# Dataset excerpts:
'''

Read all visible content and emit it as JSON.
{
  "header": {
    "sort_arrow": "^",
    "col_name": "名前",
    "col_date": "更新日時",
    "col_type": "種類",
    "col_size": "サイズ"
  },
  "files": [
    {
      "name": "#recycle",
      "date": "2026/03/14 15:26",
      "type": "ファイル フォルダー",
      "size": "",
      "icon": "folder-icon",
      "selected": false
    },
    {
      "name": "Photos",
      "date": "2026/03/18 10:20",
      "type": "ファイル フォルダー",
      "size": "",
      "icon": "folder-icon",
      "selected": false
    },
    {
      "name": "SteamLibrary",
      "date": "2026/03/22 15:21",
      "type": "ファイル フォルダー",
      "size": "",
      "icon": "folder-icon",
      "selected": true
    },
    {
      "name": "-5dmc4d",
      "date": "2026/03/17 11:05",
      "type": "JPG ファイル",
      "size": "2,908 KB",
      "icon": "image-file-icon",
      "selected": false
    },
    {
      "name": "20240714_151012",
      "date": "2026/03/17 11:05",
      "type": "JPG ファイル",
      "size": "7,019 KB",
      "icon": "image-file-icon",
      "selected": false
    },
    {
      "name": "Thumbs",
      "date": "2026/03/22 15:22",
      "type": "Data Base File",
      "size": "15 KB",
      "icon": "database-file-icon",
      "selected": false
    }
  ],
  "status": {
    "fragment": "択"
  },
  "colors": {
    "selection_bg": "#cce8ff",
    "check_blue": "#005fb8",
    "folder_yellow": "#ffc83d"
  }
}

'''

# EXERCISE:
Produce an exact copy of all the records.

# FULL RESPONSE:
Read all visible content and emit it as JSON.
{
  "header": {
    "sort_arrow": "^",
    "col_name": "名前",
    "col_date": "更新日時",
    "col_type": "種類",
    "col_size": "サイズ"
  },
  "files": [
    {
      "name": "#recycle",
      "date": "2026/03/14 15:26",
      "type": "ファイル フォルダー",
      "size": "",
      "icon": "folder-icon",
      "selected": false
    },
    {
      "name": "Photos",
      "date": "2026/03/18 10:20",
      "type": "ファイル フォルダー",
      "size": "",
      "icon": "folder-icon",
      "selected": false
    },
    {
      "name": "SteamLibrary",
      "date": "2026/03/22 15:21",
      "type": "ファイル フォルダー",
      "size": "",
      "icon": "folder-icon",
      "selected": true
    },
    {
      "name": "-5dmc4d",
      "date": "2026/03/17 11:05",
      "type": "JPG ファイル",
      "size": "2,908 KB",
      "icon": "image-file-icon",
      "selected": false
    },
    {
      "name": "20240714_151012",
      "date": "2026/03/17 11:05",
      "type": "JPG ファイル",
      "size": "7,019 KB",
      "icon": "image-file-icon",
      "selected": false
    },
    {
      "name": "Thumbs",
      "date": "2026/03/22 15:22",
      "type": "Data Base File",
      "size": "15 KB",
      "icon": "database-file-icon",
      "selected": false
    }
  ],
  "status": {
    "fragment": "択"
  },
  "colors": {
    "selection_bg": "#cce8ff",
    "check_blue": "#005fb8",
    "folder_yellow": "#ffc83d"
  }
}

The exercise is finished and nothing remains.